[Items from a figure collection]
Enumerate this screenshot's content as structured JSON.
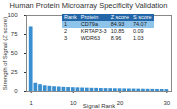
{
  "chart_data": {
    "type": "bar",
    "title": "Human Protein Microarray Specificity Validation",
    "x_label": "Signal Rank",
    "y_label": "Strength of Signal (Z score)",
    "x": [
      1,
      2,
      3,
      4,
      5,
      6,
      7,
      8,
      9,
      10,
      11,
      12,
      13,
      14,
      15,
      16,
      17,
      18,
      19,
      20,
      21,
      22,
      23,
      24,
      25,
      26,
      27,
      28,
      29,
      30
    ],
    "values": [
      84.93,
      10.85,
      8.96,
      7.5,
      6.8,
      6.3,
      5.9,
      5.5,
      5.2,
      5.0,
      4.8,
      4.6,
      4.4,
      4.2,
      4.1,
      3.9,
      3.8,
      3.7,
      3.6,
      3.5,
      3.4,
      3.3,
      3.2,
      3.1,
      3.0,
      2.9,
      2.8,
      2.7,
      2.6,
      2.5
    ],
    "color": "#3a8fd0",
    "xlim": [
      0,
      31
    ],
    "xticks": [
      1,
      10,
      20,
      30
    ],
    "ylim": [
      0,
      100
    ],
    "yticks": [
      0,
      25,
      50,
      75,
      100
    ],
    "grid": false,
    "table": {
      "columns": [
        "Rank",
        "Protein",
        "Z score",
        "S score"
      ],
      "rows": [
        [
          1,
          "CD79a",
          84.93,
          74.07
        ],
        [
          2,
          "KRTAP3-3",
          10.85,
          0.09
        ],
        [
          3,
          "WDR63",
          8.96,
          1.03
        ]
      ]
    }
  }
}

--

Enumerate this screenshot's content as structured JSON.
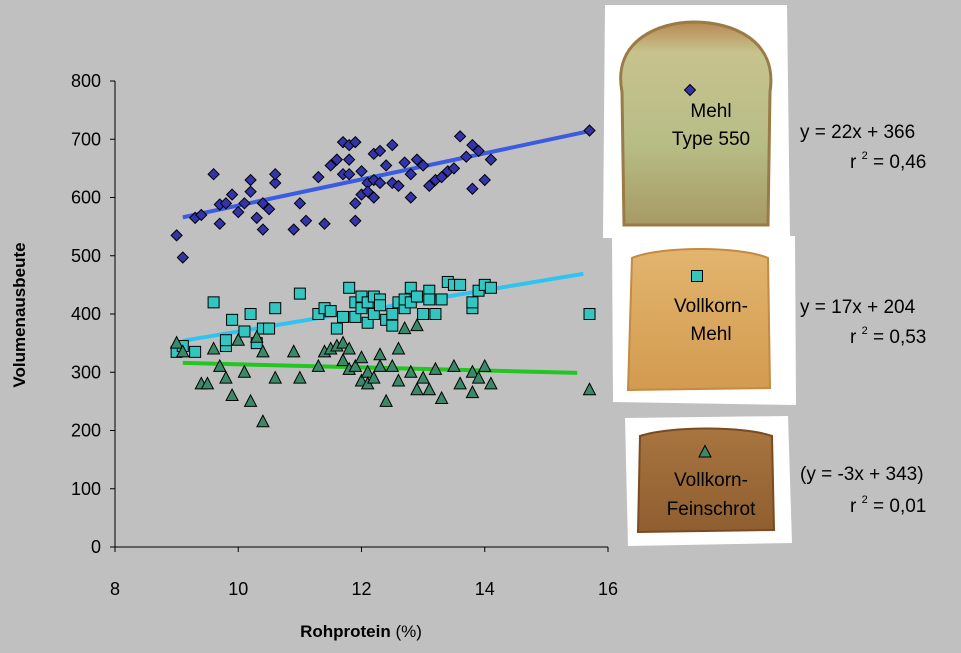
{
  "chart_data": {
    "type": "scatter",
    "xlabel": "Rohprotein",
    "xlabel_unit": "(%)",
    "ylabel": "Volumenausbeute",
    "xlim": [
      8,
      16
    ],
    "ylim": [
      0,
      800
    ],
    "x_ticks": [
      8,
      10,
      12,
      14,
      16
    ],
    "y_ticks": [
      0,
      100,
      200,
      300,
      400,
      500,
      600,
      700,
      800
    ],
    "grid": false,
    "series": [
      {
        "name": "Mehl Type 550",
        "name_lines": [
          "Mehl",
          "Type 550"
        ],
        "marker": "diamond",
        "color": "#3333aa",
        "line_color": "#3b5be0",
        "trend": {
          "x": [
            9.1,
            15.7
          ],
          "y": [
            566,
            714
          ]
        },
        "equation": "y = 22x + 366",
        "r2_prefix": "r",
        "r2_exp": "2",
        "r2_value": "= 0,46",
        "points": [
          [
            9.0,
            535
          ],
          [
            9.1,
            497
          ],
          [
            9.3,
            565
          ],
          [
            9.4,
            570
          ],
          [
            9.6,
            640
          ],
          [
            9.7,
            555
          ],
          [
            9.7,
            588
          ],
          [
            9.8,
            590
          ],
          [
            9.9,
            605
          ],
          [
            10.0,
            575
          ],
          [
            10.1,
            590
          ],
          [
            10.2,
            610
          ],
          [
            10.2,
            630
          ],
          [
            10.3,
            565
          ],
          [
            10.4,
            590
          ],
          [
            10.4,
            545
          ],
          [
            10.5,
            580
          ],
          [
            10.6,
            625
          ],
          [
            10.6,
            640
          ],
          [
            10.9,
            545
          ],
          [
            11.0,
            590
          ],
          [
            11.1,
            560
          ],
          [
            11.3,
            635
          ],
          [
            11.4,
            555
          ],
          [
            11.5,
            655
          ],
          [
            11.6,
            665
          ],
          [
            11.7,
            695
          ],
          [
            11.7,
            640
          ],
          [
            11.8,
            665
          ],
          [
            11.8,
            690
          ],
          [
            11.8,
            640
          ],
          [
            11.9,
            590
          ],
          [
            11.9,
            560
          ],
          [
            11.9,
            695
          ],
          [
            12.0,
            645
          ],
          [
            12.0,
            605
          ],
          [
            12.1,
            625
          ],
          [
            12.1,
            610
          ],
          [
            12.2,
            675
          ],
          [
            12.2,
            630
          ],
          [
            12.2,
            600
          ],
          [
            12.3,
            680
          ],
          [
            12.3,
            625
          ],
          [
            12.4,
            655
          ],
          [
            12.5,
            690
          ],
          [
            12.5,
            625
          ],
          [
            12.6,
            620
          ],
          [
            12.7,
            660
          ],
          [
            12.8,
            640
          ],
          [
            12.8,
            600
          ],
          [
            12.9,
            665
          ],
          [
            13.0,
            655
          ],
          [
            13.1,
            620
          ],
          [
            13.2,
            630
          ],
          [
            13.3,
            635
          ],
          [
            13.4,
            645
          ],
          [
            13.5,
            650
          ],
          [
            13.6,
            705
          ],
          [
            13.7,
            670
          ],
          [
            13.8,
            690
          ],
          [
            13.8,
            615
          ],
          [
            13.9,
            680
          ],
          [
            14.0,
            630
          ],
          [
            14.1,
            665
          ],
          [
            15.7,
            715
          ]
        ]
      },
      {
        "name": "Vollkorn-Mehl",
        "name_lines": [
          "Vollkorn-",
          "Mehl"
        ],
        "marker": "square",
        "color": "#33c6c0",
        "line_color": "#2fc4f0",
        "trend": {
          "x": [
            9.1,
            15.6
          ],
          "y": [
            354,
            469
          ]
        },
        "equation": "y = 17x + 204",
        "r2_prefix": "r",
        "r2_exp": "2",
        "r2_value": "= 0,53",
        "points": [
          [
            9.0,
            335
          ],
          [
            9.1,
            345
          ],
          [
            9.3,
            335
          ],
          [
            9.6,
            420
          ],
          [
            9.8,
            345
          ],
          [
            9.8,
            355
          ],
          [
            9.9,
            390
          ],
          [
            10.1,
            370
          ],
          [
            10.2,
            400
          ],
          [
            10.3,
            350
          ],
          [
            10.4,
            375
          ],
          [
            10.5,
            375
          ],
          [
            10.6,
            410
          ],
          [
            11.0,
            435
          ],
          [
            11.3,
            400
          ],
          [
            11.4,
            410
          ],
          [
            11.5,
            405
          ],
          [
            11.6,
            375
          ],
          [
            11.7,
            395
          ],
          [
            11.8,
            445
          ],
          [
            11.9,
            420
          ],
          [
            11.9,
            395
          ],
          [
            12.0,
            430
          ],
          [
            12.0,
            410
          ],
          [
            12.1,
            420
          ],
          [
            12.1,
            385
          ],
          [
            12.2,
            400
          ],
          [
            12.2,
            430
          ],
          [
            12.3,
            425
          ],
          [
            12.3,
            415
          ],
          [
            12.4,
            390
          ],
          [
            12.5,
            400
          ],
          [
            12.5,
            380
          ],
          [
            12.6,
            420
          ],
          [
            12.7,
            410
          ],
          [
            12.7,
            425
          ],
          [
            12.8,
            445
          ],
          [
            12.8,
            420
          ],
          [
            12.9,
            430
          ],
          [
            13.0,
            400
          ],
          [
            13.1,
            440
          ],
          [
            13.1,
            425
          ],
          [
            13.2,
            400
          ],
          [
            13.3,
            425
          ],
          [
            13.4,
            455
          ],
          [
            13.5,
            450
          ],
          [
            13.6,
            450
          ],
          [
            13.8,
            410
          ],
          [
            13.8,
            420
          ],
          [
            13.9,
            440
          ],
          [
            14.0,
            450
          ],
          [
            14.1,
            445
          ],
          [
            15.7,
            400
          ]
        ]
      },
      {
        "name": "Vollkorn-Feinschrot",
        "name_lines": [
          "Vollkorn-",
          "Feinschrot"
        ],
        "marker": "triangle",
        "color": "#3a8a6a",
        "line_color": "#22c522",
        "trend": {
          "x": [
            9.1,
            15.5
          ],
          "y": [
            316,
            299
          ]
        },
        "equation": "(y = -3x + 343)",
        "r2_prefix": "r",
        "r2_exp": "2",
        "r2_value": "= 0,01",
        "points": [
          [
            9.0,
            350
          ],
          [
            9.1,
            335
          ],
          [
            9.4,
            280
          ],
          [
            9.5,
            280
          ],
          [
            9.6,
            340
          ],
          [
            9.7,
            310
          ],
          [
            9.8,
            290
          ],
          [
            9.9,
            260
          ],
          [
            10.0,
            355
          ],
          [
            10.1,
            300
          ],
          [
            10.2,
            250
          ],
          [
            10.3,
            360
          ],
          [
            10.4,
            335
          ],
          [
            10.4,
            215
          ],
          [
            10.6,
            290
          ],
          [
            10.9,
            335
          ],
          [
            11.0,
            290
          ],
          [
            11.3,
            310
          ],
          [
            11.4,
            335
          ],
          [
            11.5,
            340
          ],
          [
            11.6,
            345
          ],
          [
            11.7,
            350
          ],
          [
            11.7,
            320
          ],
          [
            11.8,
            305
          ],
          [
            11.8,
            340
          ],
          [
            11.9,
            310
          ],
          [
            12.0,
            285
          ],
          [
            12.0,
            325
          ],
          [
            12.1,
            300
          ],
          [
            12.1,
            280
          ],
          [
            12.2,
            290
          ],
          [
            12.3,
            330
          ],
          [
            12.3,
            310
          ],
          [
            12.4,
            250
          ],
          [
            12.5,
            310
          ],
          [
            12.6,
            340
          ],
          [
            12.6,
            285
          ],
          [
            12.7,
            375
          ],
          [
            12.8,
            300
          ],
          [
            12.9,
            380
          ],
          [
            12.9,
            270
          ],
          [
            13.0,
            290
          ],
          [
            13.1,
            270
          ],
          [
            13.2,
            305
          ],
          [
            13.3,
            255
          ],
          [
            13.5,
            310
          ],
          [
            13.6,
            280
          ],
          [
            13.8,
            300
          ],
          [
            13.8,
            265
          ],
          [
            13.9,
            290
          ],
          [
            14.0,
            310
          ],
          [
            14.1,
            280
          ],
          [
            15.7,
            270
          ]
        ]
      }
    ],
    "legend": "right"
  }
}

**Assignment:** Report all lines of the data above that include the string "Vollkorn".

**Answer to the exercise:**
        "name": "Vollkorn-Mehl",
          "Vollkorn-",
        "name": "Vollkorn-Feinschrot",
          "Vollkorn-",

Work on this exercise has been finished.